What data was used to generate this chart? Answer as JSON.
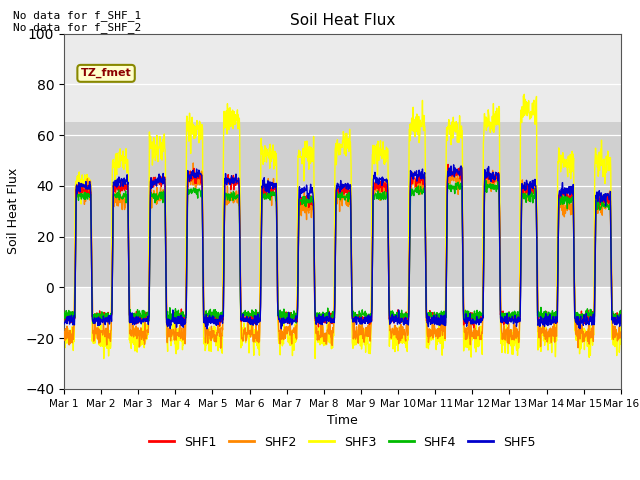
{
  "title": "Soil Heat Flux",
  "xlabel": "Time",
  "ylabel": "Soil Heat Flux",
  "ylim": [
    -40,
    100
  ],
  "yticks": [
    -40,
    -20,
    0,
    20,
    40,
    60,
    80,
    100
  ],
  "colors": {
    "SHF1": "#ff0000",
    "SHF2": "#ff8800",
    "SHF3": "#ffff00",
    "SHF4": "#00bb00",
    "SHF5": "#0000cc"
  },
  "legend_labels": [
    "SHF1",
    "SHF2",
    "SHF3",
    "SHF4",
    "SHF5"
  ],
  "annotation_text": "No data for f_SHF_1\nNo data for f_SHF_2",
  "box_label": "TZ_fmet",
  "plot_bg": "#ebebeb",
  "shaded_ymin": 0,
  "shaded_ymax": 65,
  "shaded_color": "#d0d0d0",
  "x_start": 0,
  "x_end": 15,
  "n_points": 1500,
  "xtick_positions": [
    0,
    1,
    2,
    3,
    4,
    5,
    6,
    7,
    8,
    9,
    10,
    11,
    12,
    13,
    14,
    15
  ],
  "xtick_labels": [
    "Mar 1",
    "Mar 2",
    "Mar 3",
    "Mar 4",
    "Mar 5",
    "Mar 6",
    "Mar 7",
    "Mar 8",
    "Mar 9",
    "Mar 10",
    "Mar 11",
    "Mar 12",
    "Mar 13",
    "Mar 14",
    "Mar 15",
    "Mar 16"
  ]
}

════════════════

→ **Exercise brief**
Look above for lines with the word "data" and copy them all.

→ **Exercise solution**
What data was used to generate this chart? Answer as JSON.
  "annotation_text": "No data for f_SHF_1\nNo data for f_SHF_2",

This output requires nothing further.